## SHORT PROBLEM
In the material below, find each line holding the string "about" and copy it.

## SOURCE DATA
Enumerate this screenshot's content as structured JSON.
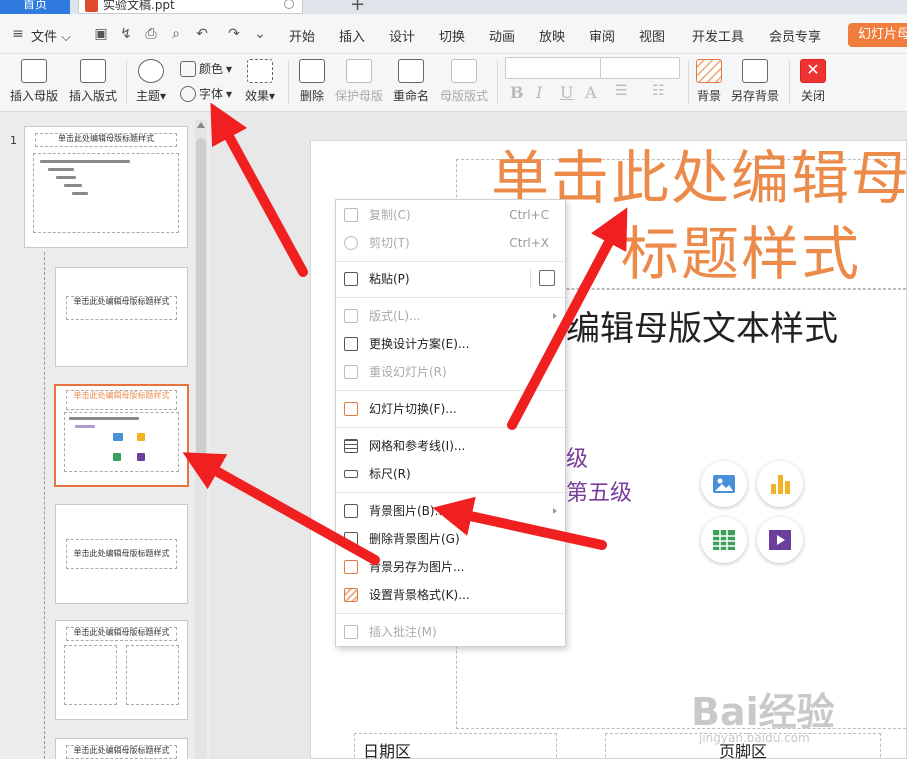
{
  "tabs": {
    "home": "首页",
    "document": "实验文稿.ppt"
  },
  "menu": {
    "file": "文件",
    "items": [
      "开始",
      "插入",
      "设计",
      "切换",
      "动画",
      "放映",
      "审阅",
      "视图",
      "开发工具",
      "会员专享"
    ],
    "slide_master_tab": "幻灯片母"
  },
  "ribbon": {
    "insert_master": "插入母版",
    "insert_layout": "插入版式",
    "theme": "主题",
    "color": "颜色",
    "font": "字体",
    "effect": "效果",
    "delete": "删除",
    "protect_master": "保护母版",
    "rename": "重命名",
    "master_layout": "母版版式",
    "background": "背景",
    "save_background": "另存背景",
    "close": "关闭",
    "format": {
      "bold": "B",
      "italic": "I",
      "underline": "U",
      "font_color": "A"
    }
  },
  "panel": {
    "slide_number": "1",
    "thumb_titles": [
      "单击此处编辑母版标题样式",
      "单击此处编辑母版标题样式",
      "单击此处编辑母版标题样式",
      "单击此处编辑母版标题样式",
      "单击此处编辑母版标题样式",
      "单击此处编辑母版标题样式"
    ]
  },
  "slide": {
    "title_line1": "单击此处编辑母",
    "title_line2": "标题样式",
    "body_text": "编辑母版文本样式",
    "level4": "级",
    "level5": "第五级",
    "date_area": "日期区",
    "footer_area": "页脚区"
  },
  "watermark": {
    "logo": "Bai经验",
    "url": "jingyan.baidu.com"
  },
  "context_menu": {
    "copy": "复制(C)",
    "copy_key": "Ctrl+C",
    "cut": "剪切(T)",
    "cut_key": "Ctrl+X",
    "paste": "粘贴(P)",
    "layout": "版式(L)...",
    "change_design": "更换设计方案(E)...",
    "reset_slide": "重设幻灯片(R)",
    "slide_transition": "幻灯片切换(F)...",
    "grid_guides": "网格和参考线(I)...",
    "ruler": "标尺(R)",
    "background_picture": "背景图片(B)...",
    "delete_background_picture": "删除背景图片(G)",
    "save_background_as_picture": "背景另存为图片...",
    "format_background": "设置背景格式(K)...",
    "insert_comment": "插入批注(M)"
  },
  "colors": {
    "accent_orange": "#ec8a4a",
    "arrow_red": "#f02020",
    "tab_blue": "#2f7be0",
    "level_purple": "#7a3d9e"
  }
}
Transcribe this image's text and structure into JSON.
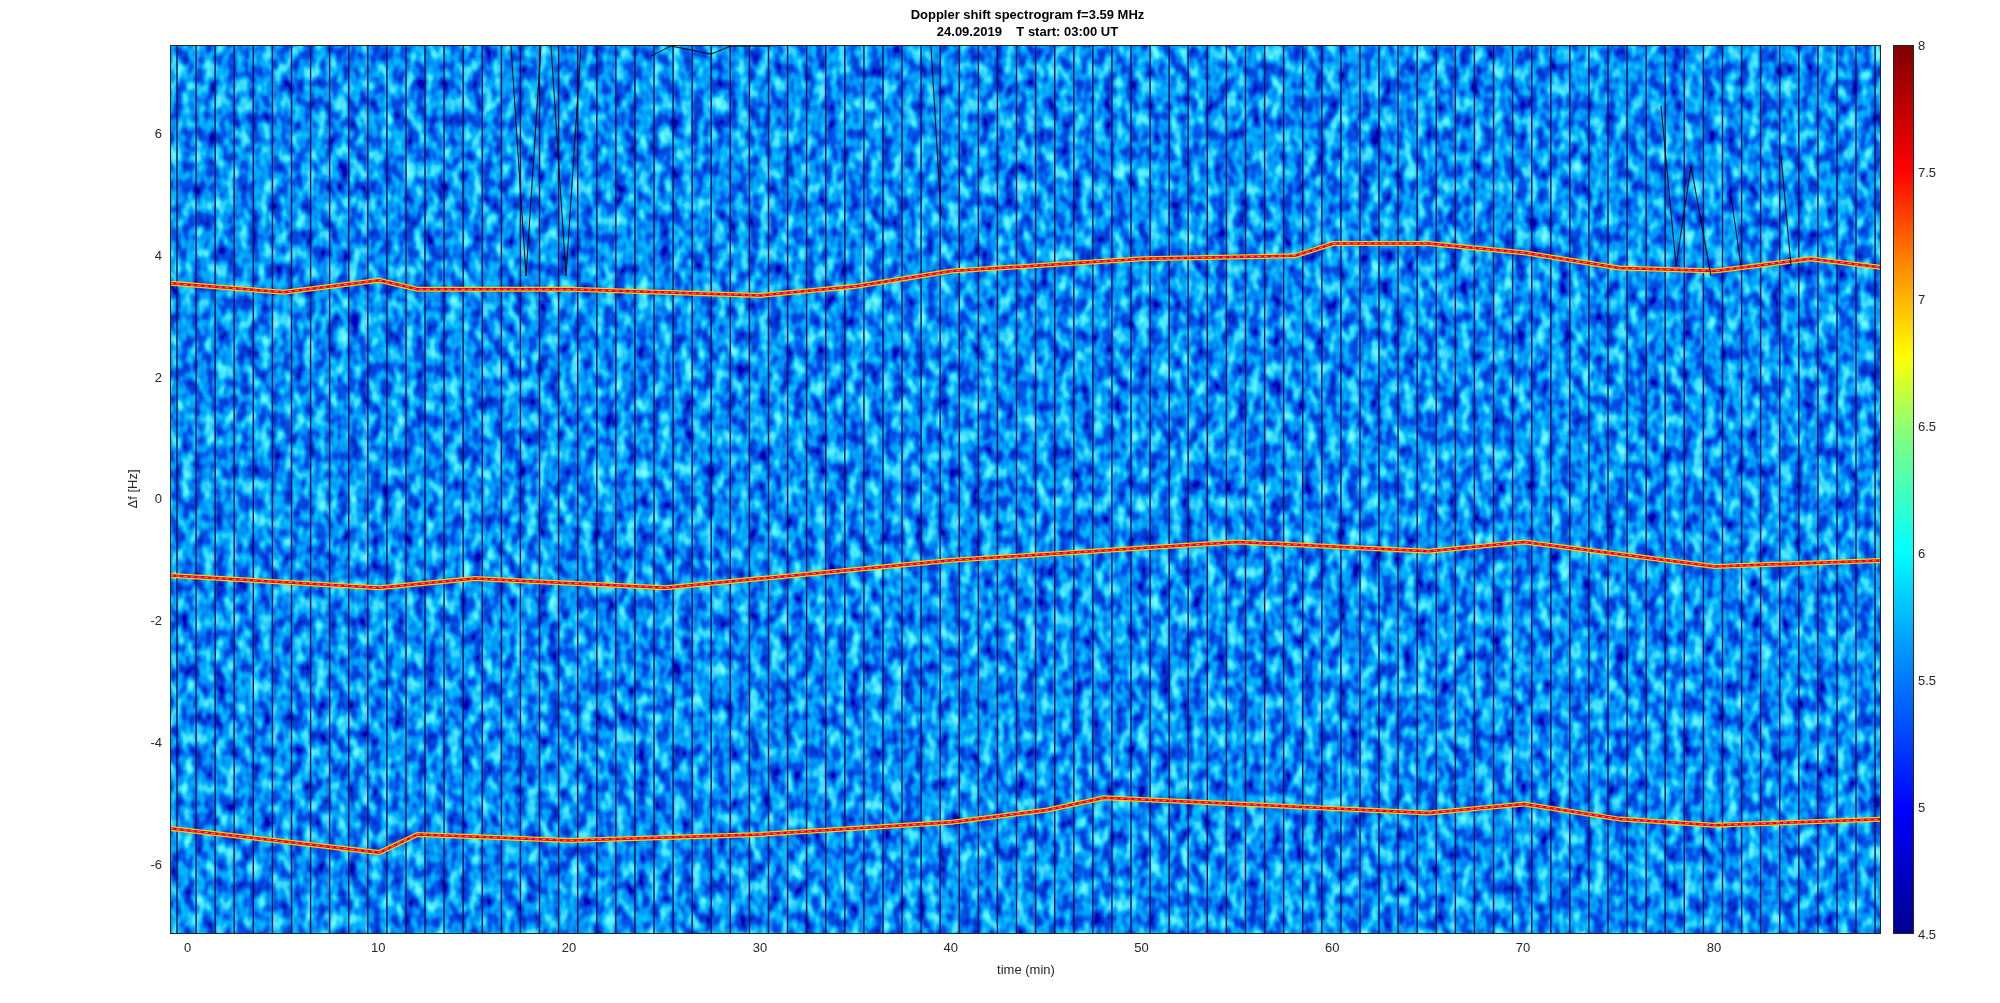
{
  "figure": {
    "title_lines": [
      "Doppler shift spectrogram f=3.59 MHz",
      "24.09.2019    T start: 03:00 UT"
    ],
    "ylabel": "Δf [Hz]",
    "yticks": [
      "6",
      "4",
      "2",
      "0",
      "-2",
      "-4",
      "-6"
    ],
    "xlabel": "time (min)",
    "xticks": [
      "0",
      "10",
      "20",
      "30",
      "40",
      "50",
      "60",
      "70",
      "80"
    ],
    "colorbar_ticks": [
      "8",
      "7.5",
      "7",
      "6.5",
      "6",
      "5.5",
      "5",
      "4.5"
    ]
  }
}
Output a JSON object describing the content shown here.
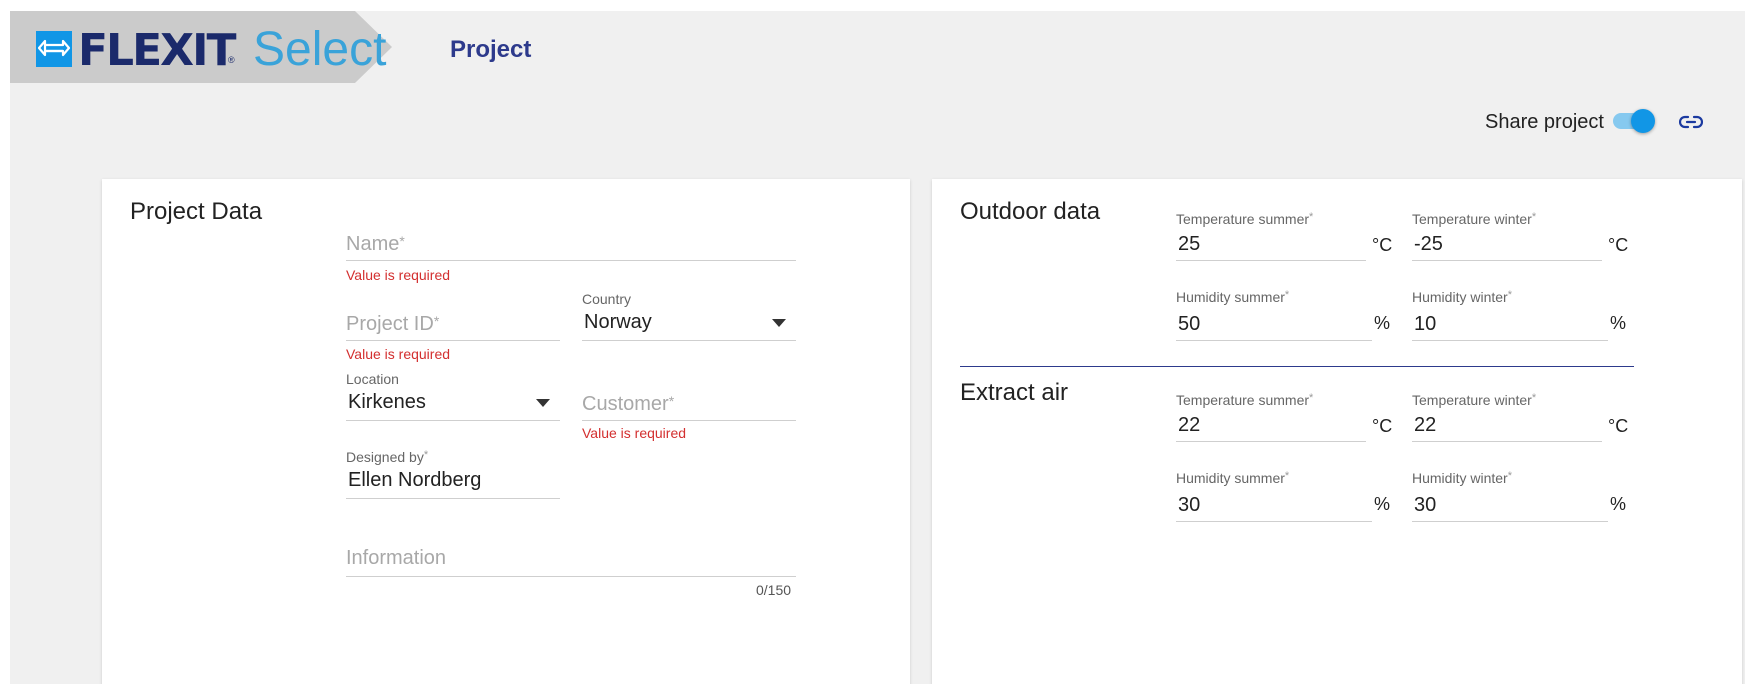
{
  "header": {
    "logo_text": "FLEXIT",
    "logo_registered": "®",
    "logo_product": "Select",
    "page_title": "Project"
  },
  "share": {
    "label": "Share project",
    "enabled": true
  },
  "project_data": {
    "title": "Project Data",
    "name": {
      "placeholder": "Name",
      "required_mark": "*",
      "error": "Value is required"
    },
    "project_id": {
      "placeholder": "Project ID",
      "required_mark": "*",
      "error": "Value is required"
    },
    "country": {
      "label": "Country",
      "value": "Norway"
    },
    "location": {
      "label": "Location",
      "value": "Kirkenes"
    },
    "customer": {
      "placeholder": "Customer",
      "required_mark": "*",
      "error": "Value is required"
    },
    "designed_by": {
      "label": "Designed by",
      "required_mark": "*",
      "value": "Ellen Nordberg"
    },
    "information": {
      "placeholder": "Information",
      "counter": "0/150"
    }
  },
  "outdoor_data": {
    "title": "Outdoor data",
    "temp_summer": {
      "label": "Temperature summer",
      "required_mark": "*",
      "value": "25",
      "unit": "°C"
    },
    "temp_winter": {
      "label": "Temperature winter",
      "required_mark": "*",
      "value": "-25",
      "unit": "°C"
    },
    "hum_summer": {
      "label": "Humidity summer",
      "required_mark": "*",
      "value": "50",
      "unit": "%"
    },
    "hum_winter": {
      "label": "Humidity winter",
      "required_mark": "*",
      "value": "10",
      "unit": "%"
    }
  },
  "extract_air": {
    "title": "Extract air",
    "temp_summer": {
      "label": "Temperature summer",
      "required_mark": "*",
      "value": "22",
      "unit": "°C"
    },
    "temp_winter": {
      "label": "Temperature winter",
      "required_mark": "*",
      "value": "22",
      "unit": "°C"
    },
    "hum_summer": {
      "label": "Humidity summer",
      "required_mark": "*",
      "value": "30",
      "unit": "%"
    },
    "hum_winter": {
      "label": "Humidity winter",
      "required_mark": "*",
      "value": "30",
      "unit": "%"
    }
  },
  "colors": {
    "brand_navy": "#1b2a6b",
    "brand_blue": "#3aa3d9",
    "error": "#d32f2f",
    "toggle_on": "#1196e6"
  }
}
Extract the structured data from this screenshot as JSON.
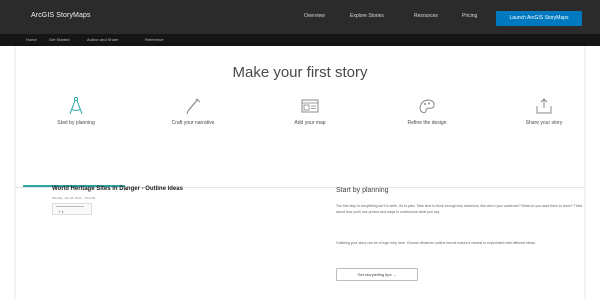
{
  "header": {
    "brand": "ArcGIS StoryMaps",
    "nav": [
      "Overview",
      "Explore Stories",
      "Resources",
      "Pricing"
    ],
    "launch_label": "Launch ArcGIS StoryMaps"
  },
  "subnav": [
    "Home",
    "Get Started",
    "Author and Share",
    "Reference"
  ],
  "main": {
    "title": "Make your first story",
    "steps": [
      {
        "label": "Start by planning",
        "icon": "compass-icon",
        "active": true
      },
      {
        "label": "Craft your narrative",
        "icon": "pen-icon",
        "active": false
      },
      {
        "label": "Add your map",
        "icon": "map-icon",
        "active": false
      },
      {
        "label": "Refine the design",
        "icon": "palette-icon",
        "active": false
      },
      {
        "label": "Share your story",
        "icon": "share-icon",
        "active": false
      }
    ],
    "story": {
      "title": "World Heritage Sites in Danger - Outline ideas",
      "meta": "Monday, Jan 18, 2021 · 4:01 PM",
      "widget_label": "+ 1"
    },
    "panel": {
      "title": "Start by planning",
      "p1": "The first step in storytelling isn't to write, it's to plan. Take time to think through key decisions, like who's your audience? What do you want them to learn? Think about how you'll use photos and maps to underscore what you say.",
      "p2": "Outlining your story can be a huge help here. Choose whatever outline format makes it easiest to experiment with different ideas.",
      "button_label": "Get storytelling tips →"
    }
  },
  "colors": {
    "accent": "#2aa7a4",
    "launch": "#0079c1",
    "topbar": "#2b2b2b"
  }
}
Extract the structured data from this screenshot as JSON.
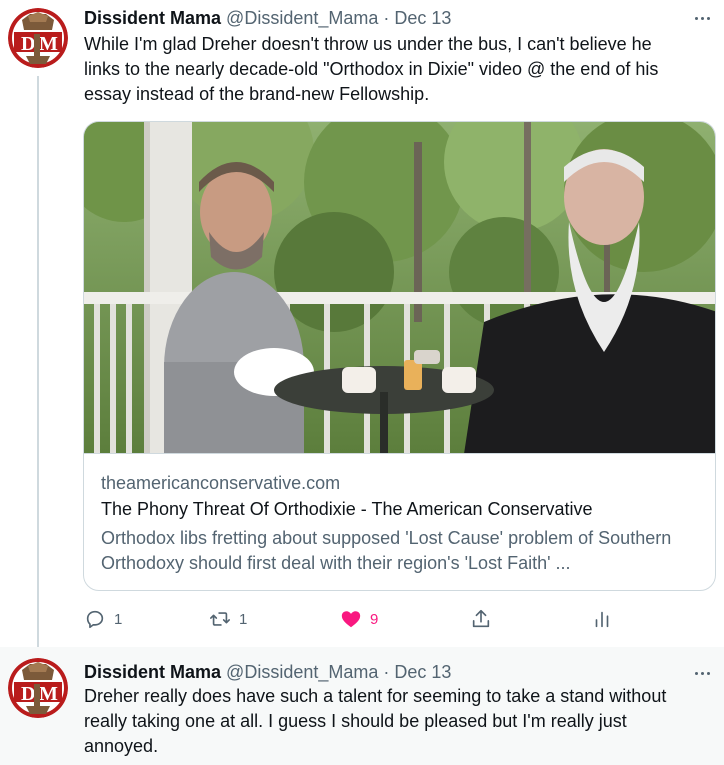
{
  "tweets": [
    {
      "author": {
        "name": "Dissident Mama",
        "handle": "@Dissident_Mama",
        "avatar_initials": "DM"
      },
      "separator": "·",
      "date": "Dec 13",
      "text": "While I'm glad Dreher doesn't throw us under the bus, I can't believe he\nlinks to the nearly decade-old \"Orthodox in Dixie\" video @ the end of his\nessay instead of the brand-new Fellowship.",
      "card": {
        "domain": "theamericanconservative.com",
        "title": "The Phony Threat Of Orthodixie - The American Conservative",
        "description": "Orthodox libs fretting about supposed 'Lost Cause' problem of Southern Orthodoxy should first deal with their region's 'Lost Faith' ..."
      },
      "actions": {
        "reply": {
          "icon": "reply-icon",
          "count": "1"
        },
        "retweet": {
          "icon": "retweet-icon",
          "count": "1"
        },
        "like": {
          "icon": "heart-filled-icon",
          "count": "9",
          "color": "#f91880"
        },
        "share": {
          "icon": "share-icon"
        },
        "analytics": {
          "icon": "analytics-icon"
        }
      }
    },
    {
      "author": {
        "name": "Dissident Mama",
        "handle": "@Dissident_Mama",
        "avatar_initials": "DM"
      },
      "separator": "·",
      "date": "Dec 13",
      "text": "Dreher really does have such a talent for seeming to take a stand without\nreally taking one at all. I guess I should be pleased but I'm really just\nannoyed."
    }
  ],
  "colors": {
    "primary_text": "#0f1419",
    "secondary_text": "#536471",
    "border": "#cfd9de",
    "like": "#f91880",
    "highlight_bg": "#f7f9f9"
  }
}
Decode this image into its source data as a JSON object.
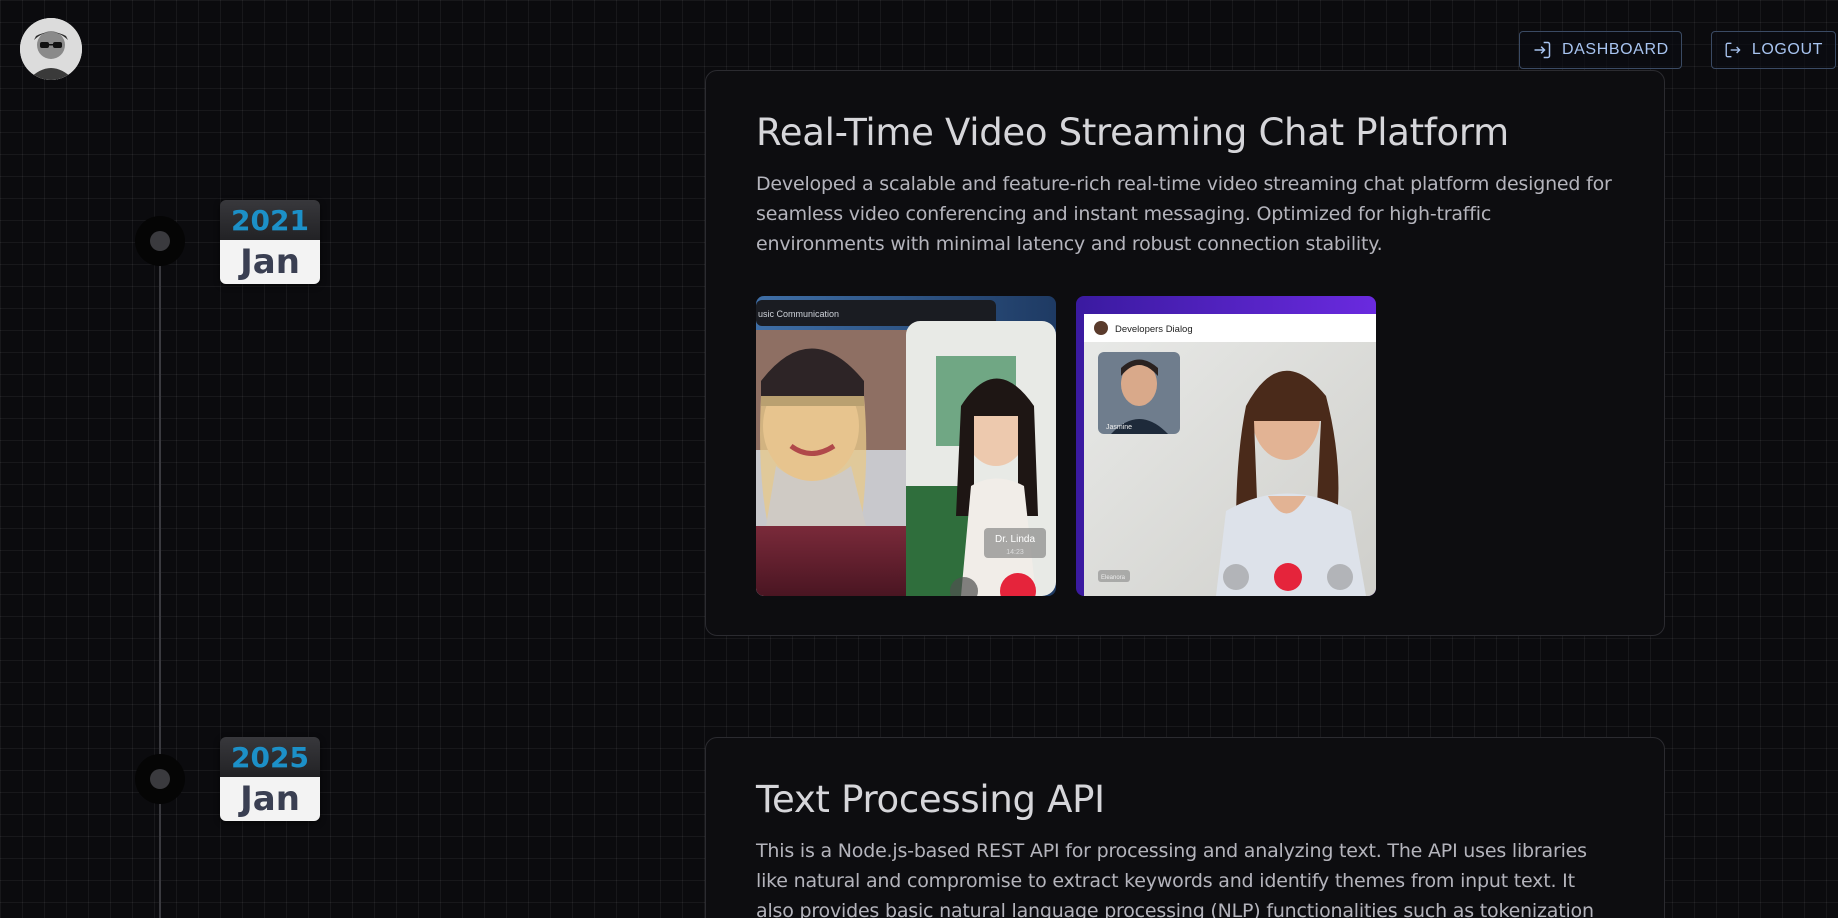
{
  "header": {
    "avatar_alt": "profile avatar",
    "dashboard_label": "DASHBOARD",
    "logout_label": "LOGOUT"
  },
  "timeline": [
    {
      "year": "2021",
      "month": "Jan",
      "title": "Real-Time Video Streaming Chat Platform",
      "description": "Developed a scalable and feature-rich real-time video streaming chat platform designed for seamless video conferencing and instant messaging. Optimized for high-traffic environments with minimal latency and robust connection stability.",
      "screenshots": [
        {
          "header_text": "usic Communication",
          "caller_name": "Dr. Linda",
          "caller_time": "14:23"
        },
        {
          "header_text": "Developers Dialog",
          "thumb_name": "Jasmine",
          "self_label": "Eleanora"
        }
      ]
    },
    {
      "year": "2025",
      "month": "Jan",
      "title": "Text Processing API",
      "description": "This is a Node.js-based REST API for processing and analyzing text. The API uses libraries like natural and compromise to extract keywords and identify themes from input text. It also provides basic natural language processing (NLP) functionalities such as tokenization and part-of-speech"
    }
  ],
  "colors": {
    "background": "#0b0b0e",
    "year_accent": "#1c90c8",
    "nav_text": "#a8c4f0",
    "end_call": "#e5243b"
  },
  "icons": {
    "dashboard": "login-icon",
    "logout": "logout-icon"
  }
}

## FINISHED EXERCISE
      "p1": "The first step in storytelling isn't to write, it's to plan. Take time to think through key decisions, like who's your audience? What do you want them to learn? Think about how you'll use photos and maps to underscore what you say.",
        "description": "Orthodox libs fretting about supposed 'Lost Cause' problem of Southern Orthodoxy should first deal with their region's 'Lost Faith' ..."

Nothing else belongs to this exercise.